Goal:
How many lines in these records hold the string "frac"? Reply with the number alone.
═══ Input records ═══
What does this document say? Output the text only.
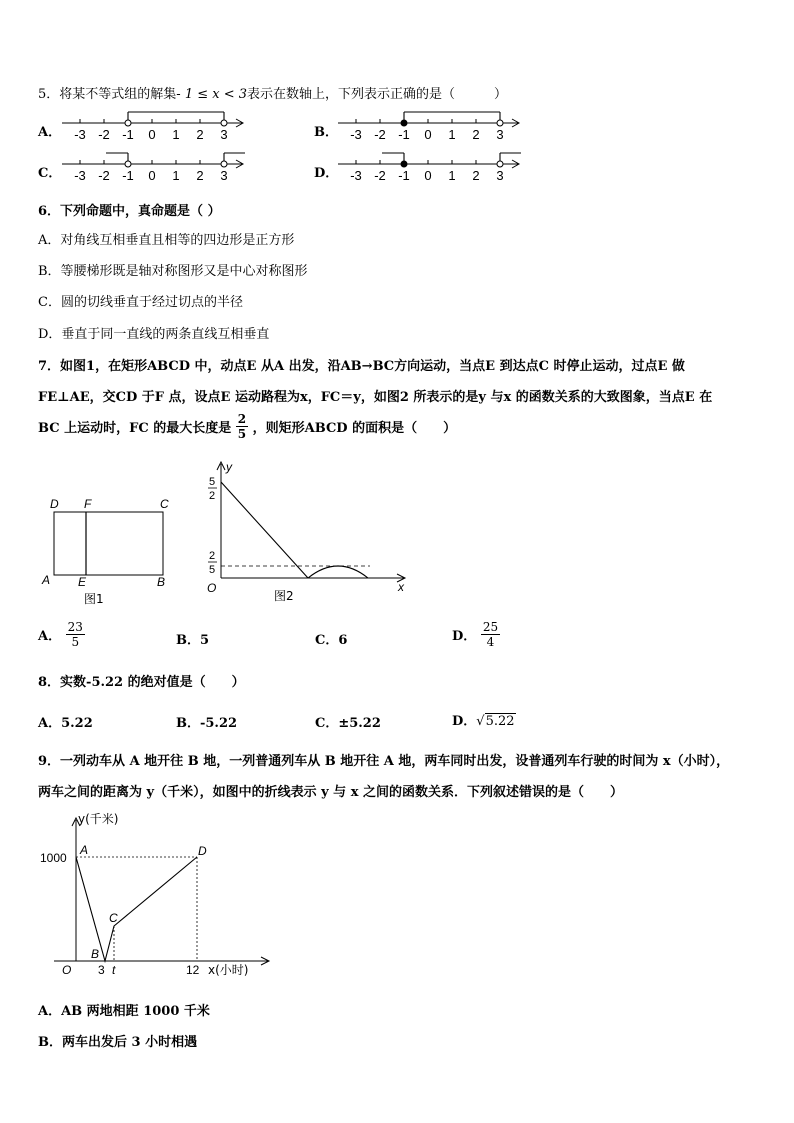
5．将某不等式组的解集- 1 ≤ x < 3表示在数轴上，下列表示正确的是（　　　）
A． -3 -2 -1 0 1 2 3	B． -3 -2 -1 0 1 2 3
C． -3 -2 -1 0 1 2 3	D． -3 -2 -1 0 1 2 3
6．下列命题中，真命题是（ ）
A．对角线互相垂直且相等的四边形是正方形
B．等腰梯形既是轴对称图形又是中心对称图形
C．圆的切线垂直于经过切点的半径
D．垂直于同一直线的两条直线互相垂直
7．如图1，在矩形ABCD 中，动点E 从A 出发，沿AB→BC方向运动，当点E 到达点C 时停止运动，过点E 做
FE⊥AE，交CD 于F 点，设点E 运动路程为x，FC＝y，如图2 所表示的是y 与x 的函数关系的大致图象，当点E 在
BC 上运动时，FC 的最大长度是 $\frac{2}{5}$ ，则矩形ABCD 的面积是（　　）
D F	C
A E	B
图1
y
x
O
5
2
2
5
图2
A． $\frac{23}{5}$	B．5	C．6	D． $\frac{25}{4}$
8．实数-5.22 的绝对值是（　　）
A．5.22	B．-5.22	C．±5.22	D．√5.22
9．一列动车从 A 地开往 B 地，一列普通列车从 B 地开往 A 地，两车同时出发，设普通列车行驶的时间为 x（小时），
两车之间的距离为 y（千米），如图中的折线表示 y 与 x 之间的函数关系．下列叙述错误的是（　　）
y(千米)
x(小时)
O
1000
3 t	12
A
B
C
D
A．AB 两地相距 1000 千米
B．两车出发后 3 小时相遇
═══
Task solution:
2